• Exercise goal
Count how many lines mention the word "possível". Write that number alone.
◆ ◆ ◆ ◆
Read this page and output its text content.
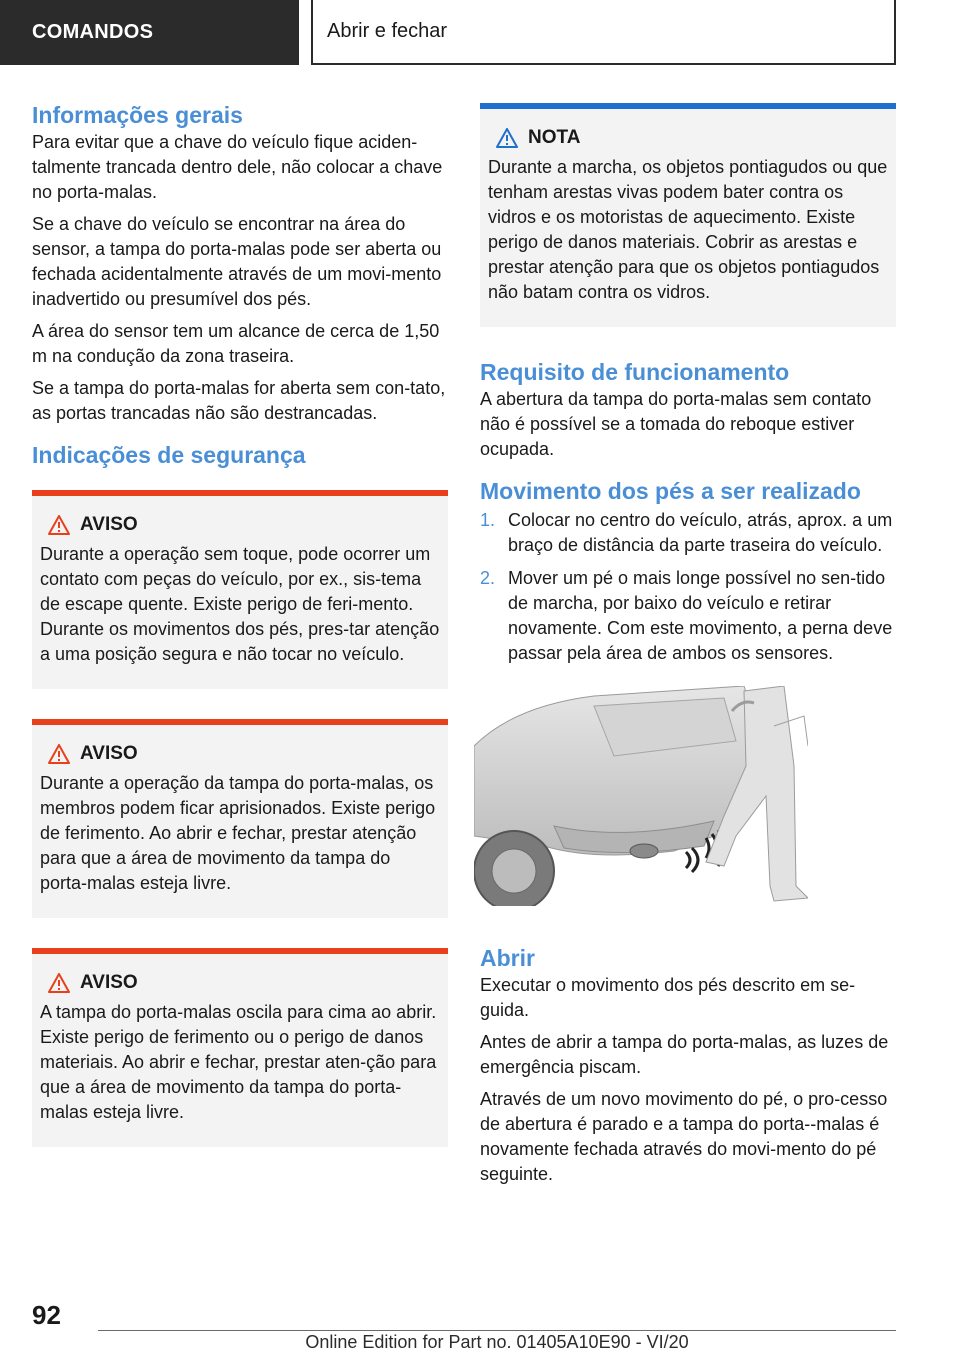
COMANDOS	Abrir e fechar
Informações gerais

Para evitar que a chave do veículo fique aciden-talmente trancada dentro dele, não colocar a chave no porta-malas.

Se a chave do veículo se encontrar na área do sensor, a tampa do porta-malas pode ser aberta ou fechada acidentalmente através de um movi-mento inadvertido ou presumível dos pés.

A área do sensor tem um alcance de cerca de 1,50 m na condução da zona traseira.

Se a tampa do porta-malas for aberta sem con-tato, as portas trancadas não são destrancadas.

Indicações de segurança
AVISO

Durante a operação sem toque, pode ocorrer um contato com peças do veículo, por ex., sis-tema de escape quente. Existe perigo de feri-mento. Durante os movimentos dos pés, pres-tar atenção a uma posição segura e não tocar no veículo.

AVISO

Durante a operação da tampa do porta-malas, os membros podem ficar aprisionados. Existe perigo de ferimento. Ao abrir e fechar, prestar atenção para que a área de movimento da tampa do porta-malas esteja livre.

AVISO

A tampa do porta-malas oscila para cima ao abrir. Existe perigo de ferimento ou o perigo de danos materiais. Ao abrir e fechar, prestar aten-ção para que a área de movimento da tampa do porta-malas esteja livre.

NOTA

Durante a marcha, os objetos pontiagudos ou que tenham arestas vivas podem bater contra os vidros e os motoristas de aquecimento. Existe perigo de danos materiais. Cobrir as arestas e prestar atenção para que os objetos pontiagudos não batam contra os vidros.

Requisito de funcionamento

A abertura da tampa do porta-malas sem contato não é possível se a tomada do reboque estiver ocupada.

Movimento dos pés a ser realizado
1. Colocar no centro do veículo, atrás, aprox. a um braço de distância da parte traseira do veículo.
2. Mover um pé o mais longe possível no sen-tido de marcha, por baixo do veículo e retirar novamente. Com este movimento, a perna deve passar pela área de ambos os sensores.
Abrir

Executar o movimento dos pés descrito em se-guida.

Antes de abrir a tampa do porta-malas, as luzes de emergência piscam.

Através de um novo movimento do pé, o pro-cesso de abertura é parado e a tampa do porta--malas é novamente fechada através do movi-mento do pé seguinte.

92
Online Edition for Part no. 01405A10E90 - VI/20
◆ ◆ ◆ ◆
• Response to this task
2